* [Material]
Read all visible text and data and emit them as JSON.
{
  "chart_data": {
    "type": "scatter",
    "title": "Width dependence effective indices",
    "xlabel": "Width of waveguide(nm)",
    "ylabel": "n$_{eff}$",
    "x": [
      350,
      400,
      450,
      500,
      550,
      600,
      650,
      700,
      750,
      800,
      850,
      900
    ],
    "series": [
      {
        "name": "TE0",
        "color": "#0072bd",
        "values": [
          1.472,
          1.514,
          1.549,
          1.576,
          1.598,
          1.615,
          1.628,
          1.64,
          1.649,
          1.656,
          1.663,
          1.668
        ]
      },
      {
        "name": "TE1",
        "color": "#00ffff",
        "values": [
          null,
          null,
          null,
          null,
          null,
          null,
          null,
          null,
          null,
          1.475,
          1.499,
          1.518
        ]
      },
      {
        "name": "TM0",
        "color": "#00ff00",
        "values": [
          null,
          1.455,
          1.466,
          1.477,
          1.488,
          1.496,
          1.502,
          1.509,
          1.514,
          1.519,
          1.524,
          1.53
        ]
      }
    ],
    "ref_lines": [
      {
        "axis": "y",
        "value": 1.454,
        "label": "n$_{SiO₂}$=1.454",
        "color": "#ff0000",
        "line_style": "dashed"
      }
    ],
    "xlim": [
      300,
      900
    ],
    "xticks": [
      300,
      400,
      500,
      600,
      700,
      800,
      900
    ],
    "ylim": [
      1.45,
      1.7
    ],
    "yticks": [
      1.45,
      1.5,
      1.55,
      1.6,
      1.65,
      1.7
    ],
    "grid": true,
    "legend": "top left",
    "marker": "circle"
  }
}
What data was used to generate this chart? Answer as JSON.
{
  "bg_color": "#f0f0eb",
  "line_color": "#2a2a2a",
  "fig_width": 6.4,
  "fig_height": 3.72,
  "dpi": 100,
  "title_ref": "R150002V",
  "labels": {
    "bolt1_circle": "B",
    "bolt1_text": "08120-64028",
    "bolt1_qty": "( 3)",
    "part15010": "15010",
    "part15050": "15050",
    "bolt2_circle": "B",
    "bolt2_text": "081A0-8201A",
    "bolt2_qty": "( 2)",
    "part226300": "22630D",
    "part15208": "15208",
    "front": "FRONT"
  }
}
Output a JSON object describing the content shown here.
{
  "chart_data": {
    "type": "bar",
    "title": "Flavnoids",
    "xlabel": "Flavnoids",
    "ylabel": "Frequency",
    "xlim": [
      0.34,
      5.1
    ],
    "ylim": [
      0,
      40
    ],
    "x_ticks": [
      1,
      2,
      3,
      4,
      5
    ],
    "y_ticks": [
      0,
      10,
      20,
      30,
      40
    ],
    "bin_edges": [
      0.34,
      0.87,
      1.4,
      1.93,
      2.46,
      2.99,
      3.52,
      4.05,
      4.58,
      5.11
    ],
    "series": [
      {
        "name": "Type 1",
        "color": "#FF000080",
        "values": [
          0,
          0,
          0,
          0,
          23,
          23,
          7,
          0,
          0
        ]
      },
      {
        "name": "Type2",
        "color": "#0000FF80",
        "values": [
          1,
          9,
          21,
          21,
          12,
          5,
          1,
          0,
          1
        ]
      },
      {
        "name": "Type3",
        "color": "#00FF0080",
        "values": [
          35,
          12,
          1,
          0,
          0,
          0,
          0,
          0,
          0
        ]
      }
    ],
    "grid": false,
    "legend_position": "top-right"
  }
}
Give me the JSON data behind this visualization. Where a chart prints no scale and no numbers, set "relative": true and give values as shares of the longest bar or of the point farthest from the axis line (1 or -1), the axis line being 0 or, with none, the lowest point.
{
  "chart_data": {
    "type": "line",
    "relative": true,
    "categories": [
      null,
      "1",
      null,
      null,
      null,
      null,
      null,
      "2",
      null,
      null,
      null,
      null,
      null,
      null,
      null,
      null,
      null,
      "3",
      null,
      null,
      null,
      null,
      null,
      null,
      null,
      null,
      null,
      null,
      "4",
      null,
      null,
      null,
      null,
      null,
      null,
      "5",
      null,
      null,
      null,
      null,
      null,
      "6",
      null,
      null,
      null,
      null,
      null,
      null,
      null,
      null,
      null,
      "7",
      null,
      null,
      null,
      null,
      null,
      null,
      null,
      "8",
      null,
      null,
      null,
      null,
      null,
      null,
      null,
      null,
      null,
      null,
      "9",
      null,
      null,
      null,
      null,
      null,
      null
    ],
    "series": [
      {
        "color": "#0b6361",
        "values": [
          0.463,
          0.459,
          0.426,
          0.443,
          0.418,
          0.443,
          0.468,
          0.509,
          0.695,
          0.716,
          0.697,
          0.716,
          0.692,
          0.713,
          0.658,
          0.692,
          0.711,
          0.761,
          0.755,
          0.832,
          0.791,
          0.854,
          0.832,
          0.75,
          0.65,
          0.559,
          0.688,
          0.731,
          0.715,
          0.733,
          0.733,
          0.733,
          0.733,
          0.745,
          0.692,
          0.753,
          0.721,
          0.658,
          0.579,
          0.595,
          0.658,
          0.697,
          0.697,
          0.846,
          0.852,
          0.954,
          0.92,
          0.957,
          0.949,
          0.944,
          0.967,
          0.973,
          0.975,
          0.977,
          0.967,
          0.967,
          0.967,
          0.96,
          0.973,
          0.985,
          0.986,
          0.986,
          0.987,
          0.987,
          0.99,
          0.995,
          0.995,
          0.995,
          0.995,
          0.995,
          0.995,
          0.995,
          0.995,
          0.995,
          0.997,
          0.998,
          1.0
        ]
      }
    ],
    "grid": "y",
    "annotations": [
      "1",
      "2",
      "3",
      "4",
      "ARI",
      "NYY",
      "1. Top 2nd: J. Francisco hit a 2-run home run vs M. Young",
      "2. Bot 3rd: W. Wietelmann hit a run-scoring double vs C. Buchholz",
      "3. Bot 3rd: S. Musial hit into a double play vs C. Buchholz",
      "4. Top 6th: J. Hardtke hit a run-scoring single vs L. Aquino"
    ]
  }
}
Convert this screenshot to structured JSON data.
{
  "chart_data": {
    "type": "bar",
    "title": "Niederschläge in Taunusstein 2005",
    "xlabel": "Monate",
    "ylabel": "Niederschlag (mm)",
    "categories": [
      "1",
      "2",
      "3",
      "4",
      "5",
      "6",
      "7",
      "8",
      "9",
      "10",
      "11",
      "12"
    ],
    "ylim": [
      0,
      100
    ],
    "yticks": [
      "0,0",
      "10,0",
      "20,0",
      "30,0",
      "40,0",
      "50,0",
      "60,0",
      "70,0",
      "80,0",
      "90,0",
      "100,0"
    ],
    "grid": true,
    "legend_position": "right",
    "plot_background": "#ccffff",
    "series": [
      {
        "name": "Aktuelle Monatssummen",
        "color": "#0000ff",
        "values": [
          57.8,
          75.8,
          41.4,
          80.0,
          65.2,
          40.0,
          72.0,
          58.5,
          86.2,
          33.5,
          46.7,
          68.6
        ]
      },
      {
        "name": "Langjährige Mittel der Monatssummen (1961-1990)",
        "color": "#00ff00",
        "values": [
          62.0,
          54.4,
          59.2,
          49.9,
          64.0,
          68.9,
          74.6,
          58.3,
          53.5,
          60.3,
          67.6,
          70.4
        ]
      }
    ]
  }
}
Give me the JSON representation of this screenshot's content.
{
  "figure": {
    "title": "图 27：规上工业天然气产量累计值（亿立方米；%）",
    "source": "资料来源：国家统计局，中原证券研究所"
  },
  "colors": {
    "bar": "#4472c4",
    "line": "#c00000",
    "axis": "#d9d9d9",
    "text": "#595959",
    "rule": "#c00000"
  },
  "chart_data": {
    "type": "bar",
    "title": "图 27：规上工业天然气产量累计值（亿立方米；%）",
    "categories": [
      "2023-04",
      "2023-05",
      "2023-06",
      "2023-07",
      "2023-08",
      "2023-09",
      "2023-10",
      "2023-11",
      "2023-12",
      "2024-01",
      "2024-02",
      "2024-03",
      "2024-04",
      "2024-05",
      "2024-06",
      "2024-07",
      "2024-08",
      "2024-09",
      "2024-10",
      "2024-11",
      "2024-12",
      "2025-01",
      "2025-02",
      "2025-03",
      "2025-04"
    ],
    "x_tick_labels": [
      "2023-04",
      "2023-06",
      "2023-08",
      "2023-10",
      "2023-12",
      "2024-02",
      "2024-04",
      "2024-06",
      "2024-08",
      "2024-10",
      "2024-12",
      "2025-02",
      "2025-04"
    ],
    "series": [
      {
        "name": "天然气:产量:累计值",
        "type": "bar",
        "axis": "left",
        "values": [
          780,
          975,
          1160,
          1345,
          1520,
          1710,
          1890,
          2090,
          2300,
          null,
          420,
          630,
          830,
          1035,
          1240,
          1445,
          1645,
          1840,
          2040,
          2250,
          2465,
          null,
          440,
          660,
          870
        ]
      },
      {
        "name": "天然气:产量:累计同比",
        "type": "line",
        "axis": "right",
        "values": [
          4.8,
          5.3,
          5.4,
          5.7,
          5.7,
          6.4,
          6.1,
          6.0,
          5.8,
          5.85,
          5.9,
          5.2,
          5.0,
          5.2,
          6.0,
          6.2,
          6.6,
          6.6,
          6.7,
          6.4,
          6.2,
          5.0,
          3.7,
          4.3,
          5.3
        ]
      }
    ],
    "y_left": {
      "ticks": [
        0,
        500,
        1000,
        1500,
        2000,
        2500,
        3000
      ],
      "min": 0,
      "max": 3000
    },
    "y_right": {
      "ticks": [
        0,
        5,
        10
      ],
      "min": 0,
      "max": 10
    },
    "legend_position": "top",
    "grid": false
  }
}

* [Job]
Give the number of lines in the material above that have the word "content" in them, and nothing more.

* [Result for this exercise]
2